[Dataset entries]
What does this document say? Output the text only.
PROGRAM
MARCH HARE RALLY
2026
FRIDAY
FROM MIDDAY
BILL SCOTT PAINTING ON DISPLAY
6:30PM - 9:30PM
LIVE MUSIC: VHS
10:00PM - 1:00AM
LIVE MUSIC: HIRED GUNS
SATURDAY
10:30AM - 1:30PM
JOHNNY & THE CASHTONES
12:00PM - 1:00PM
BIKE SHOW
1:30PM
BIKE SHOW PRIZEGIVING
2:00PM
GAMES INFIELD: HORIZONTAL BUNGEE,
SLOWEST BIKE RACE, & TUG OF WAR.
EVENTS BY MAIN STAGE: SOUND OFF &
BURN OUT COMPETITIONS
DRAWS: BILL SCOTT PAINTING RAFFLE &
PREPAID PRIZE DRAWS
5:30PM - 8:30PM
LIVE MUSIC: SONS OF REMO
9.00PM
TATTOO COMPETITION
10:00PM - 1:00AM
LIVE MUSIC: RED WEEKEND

= Request =
Output the listing above exactly as it appears.

= Result of this task =
What does this document say? Output the text only.
PROGRAM
MARCH HARE RALLY
2026
FRIDAY
FROM MIDDAY
BILL SCOTT PAINTING ON DISPLAY
6:30PM - 9:30PM
LIVE MUSIC: VHS
10:00PM - 1:00AM
LIVE MUSIC: HIRED GUNS
SATURDAY
10:30AM - 1:30PM
JOHNNY & THE CASHTONES
12:00PM - 1:00PM
BIKE SHOW
1:30PM
BIKE SHOW PRIZEGIVING
2:00PM
GAMES INFIELD: HORIZONTAL BUNGEE,
SLOWEST BIKE RACE, & TUG OF WAR.
EVENTS BY MAIN STAGE: SOUND OFF &
BURN OUT COMPETITIONS
DRAWS: BILL SCOTT PAINTING RAFFLE &
PREPAID PRIZE DRAWS
5:30PM - 8:30PM
LIVE MUSIC: SONS OF REMO
9.00PM
TATTOO COMPETITION
10:00PM - 1:00AM
LIVE MUSIC: RED WEEKEND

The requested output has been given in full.